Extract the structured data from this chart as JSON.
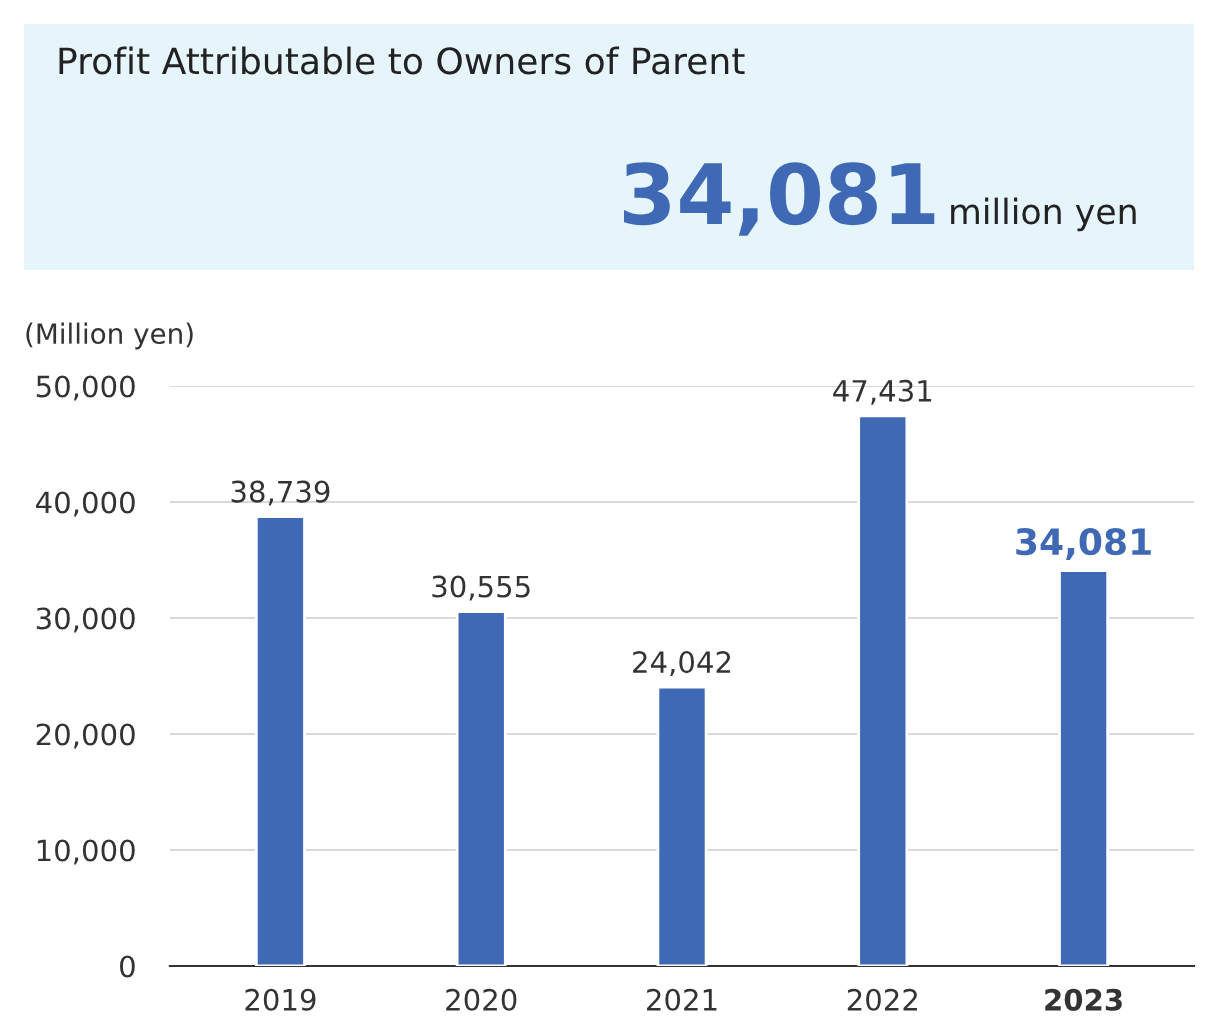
{
  "chart_data": {
    "type": "bar",
    "title": "Profit Attributable to Owners of Parent",
    "annotations": [
      "34,081",
      "million yen"
    ],
    "ylabel": "(Million yen)",
    "categories": [
      "2019",
      "2020",
      "2021",
      "2022",
      "2023"
    ],
    "values": [
      38739,
      30555,
      24042,
      47431,
      34081
    ],
    "color": "#3f69b5",
    "ylim": [
      0,
      50000
    ],
    "yticks": [
      {
        "value": 0,
        "label": "0"
      },
      {
        "value": 10000,
        "label": "10,000"
      },
      {
        "value": 20000,
        "label": "20,000"
      },
      {
        "value": 30000,
        "label": "30,000"
      },
      {
        "value": 40000,
        "label": "40,000"
      },
      {
        "value": 50000,
        "label": "50,000"
      }
    ],
    "value_labels": [
      "38,739",
      "30,555",
      "24,042",
      "47,431",
      "34,081"
    ],
    "grid": "y",
    "legend": false
  }
}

□ □ □

**TASK BRIEF**
Reproduce all entries without any change, and omit the pictures.

**COMPLETED TASK**
Extract the structured data from this chart as JSON.
{
  "chart_data": {
    "type": "bar",
    "title": "Profit Attributable to Owners of Parent",
    "annotations": [
      "34,081",
      "million yen"
    ],
    "ylabel": "(Million yen)",
    "categories": [
      "2019",
      "2020",
      "2021",
      "2022",
      "2023"
    ],
    "values": [
      38739,
      30555,
      24042,
      47431,
      34081
    ],
    "color": "#3f69b5",
    "ylim": [
      0,
      50000
    ],
    "yticks": [
      {
        "value": 0,
        "label": "0"
      },
      {
        "value": 10000,
        "label": "10,000"
      },
      {
        "value": 20000,
        "label": "20,000"
      },
      {
        "value": 30000,
        "label": "30,000"
      },
      {
        "value": 40000,
        "label": "40,000"
      },
      {
        "value": 50000,
        "label": "50,000"
      }
    ],
    "value_labels": [
      "38,739",
      "30,555",
      "24,042",
      "47,431",
      "34,081"
    ],
    "grid": "y",
    "legend": false
  }
}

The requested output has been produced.